## Set problem
Make an exact copy of the records, dropping all pictures.

-- begin --

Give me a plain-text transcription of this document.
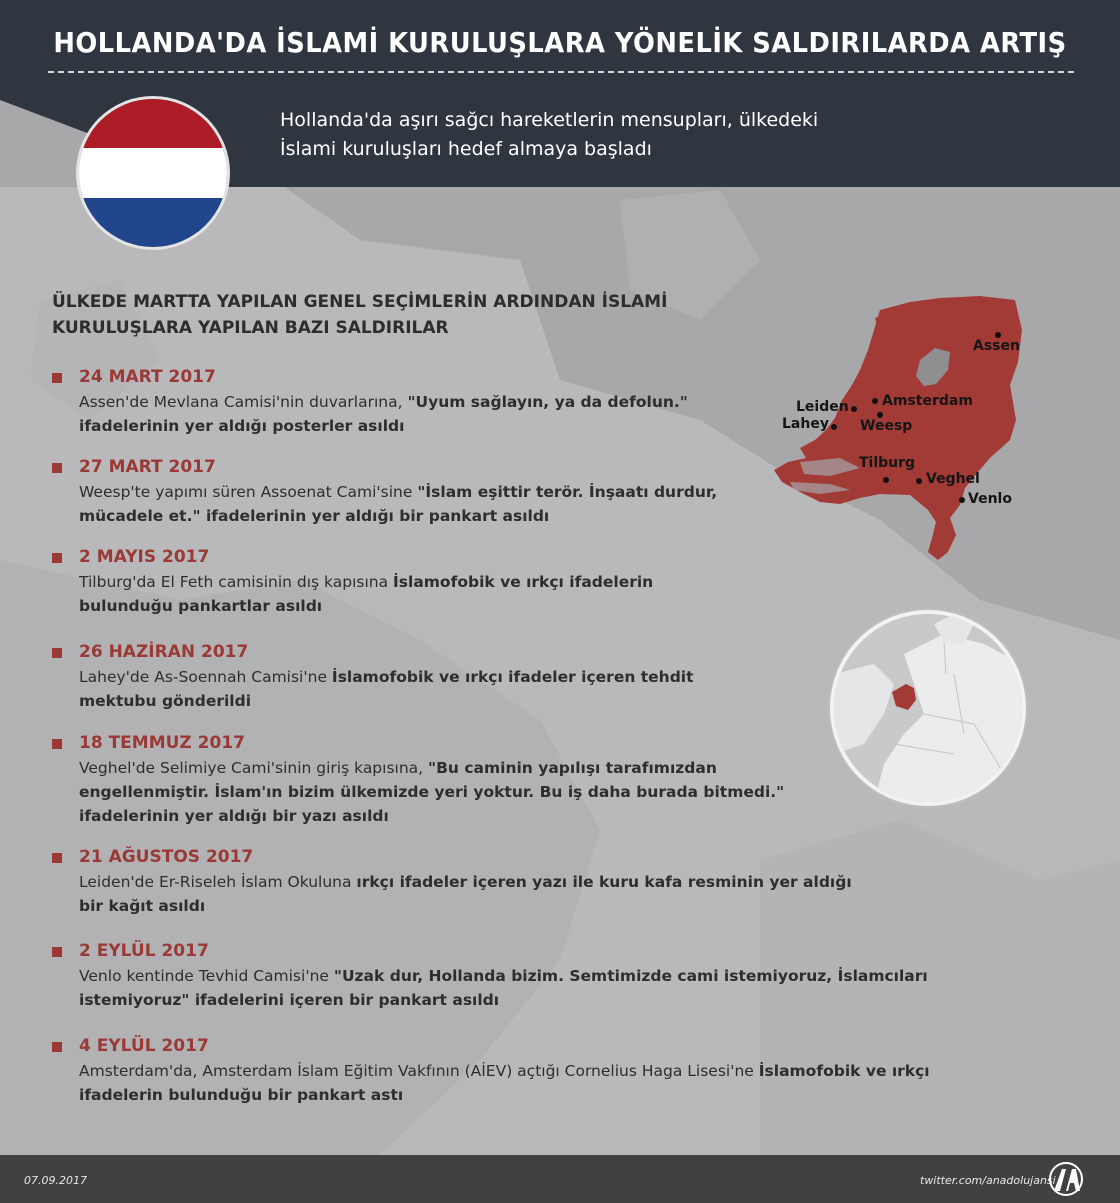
HOLLANDA'DA İSLAMİ KURULUŞLARA YÖNELİK SALDIRILARDA ARTIŞ
Hollanda'da aşırı sağcı hareketlerin mensupları, ülkedeki
İslami kuruluşları hedef almaya başladı
ÜLKEDE MARTTA YAPILAN GENEL SEÇİMLERİN ARDINDAN İSLAMİ
KURULUŞLARA YAPILAN BAZI SALDIRILAR
24 MART 2017
Assen'de Mevlana Camisi'nin duvarlarına, "Uyum sağlayın, ya da defolun."
ifadelerinin yer aldığı posterler asıldı
27 MART 2017
Weesp'te yapımı süren Assoenat Cami'sine "İslam eşittir terör. İnşaatı durdur,
mücadele et." ifadelerinin yer aldığı bir pankart asıldı
2 MAYIS 2017
Tilburg'da El Feth camisinin dış kapısına İslamofobik ve ırkçı ifadelerin
bulunduğu pankartlar asıldı
26 HAZİRAN 2017
Lahey'de As-Soennah Camisi'ne İslamofobik ve ırkçı ifadeler içeren tehdit
mektubu gönderildi
18 TEMMUZ 2017
Veghel'de Selimiye Cami'sinin giriş kapısına, "Bu caminin yapılışı tarafımızdan
engellenmiştir. İslam'ın bizim ülkemizde yeri yoktur. Bu iş daha burada bitmedi."
ifadelerinin yer aldığı bir yazı asıldı
21 AĞUSTOS 2017
Leiden'de Er-Riseleh İslam Okuluna ırkçı ifadeler içeren yazı ile kuru kafa resminin yer aldığı
bir kağıt asıldı
2 EYLÜL 2017
Venlo kentinde Tevhid Camisi'ne "Uzak dur, Hollanda bizim. Semtimizde cami istemiyoruz, İslamcıları
istemiyoruz" ifadelerini içeren bir pankart asıldı
4 EYLÜL 2017
Amsterdam'da, Amsterdam İslam Eğitim Vakfının (AİEV) açtığı Cornelius Haga Lisesi'ne İslamofobik ve ırkçı
ifadelerin bulunduğu bir pankart astı
Assen
Amsterdam
Leiden
Lahey Weesp
Tilburg
Veghel
Venlo
07.09.2017	twitter.com/anadolujansi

-- end --

## Written reply
Give me a plain-text transcription of this document.
HOLLANDA'DA İSLAMİ KURULUŞLARA YÖNELİK SALDIRILARDA ARTIŞ
Hollanda'da aşırı sağcı hareketlerin mensupları, ülkedeki
İslami kuruluşları hedef almaya başladı
ÜLKEDE MARTTA YAPILAN GENEL SEÇİMLERİN ARDINDAN İSLAMİ
KURULUŞLARA YAPILAN BAZI SALDIRILAR
24 MART 2017
Assen'de Mevlana Camisi'nin duvarlarına, "Uyum sağlayın, ya da defolun."
ifadelerinin yer aldığı posterler asıldı
27 MART 2017
Weesp'te yapımı süren Assoenat Cami'sine "İslam eşittir terör. İnşaatı durdur,
mücadele et." ifadelerinin yer aldığı bir pankart asıldı
2 MAYIS 2017
Tilburg'da El Feth camisinin dış kapısına İslamofobik ve ırkçı ifadelerin
bulunduğu pankartlar asıldı
26 HAZİRAN 2017
Lahey'de As-Soennah Camisi'ne İslamofobik ve ırkçı ifadeler içeren tehdit
mektubu gönderildi
18 TEMMUZ 2017
Veghel'de Selimiye Cami'sinin giriş kapısına, "Bu caminin yapılışı tarafımızdan
engellenmiştir. İslam'ın bizim ülkemizde yeri yoktur. Bu iş daha burada bitmedi."
ifadelerinin yer aldığı bir yazı asıldı
21 AĞUSTOS 2017
Leiden'de Er-Riseleh İslam Okuluna ırkçı ifadeler içeren yazı ile kuru kafa resminin yer aldığı
bir kağıt asıldı
2 EYLÜL 2017
Venlo kentinde Tevhid Camisi'ne "Uzak dur, Hollanda bizim. Semtimizde cami istemiyoruz, İslamcıları
istemiyoruz" ifadelerini içeren bir pankart asıldı
4 EYLÜL 2017
Amsterdam'da, Amsterdam İslam Eğitim Vakfının (AİEV) açtığı Cornelius Haga Lisesi'ne İslamofobik ve ırkçı
ifadelerin bulunduğu bir pankart astı
Assen
Amsterdam
Leiden
Lahey Weesp
Tilburg
Veghel
Venlo
07.09.2017	twitter.com/anadolujansi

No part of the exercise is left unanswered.